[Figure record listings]
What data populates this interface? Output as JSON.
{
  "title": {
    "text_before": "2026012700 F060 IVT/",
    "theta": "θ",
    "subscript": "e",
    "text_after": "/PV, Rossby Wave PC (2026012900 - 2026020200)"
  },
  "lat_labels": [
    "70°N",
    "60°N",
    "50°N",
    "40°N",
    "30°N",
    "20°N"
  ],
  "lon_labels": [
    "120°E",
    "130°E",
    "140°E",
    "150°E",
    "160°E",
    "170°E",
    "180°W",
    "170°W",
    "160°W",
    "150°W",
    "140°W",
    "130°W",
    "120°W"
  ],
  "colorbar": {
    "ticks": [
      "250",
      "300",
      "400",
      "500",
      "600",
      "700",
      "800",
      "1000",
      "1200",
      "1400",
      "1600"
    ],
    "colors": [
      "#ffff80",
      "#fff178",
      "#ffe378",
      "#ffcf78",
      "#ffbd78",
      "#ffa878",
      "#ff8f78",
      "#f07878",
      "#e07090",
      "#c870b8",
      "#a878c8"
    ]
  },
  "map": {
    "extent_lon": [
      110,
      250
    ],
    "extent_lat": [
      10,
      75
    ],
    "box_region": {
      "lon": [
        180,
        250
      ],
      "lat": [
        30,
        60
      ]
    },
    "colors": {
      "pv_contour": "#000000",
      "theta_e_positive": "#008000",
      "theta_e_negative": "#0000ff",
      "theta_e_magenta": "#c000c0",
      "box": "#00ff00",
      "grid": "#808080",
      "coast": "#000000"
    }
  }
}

**Required work:** Repeat all the entries exactly as given.

**Solution to this problem:**
What data populates this interface? Output as JSON.
{
  "title": {
    "text_before": "2026012700 F060 IVT/",
    "theta": "θ",
    "subscript": "e",
    "text_after": "/PV, Rossby Wave PC (2026012900 - 2026020200)"
  },
  "lat_labels": [
    "70°N",
    "60°N",
    "50°N",
    "40°N",
    "30°N",
    "20°N"
  ],
  "lon_labels": [
    "120°E",
    "130°E",
    "140°E",
    "150°E",
    "160°E",
    "170°E",
    "180°W",
    "170°W",
    "160°W",
    "150°W",
    "140°W",
    "130°W",
    "120°W"
  ],
  "colorbar": {
    "ticks": [
      "250",
      "300",
      "400",
      "500",
      "600",
      "700",
      "800",
      "1000",
      "1200",
      "1400",
      "1600"
    ],
    "colors": [
      "#ffff80",
      "#fff178",
      "#ffe378",
      "#ffcf78",
      "#ffbd78",
      "#ffa878",
      "#ff8f78",
      "#f07878",
      "#e07090",
      "#c870b8",
      "#a878c8"
    ]
  },
  "map": {
    "extent_lon": [
      110,
      250
    ],
    "extent_lat": [
      10,
      75
    ],
    "box_region": {
      "lon": [
        180,
        250
      ],
      "lat": [
        30,
        60
      ]
    },
    "colors": {
      "pv_contour": "#000000",
      "theta_e_positive": "#008000",
      "theta_e_negative": "#0000ff",
      "theta_e_magenta": "#c000c0",
      "box": "#00ff00",
      "grid": "#808080",
      "coast": "#000000"
    }
  }
}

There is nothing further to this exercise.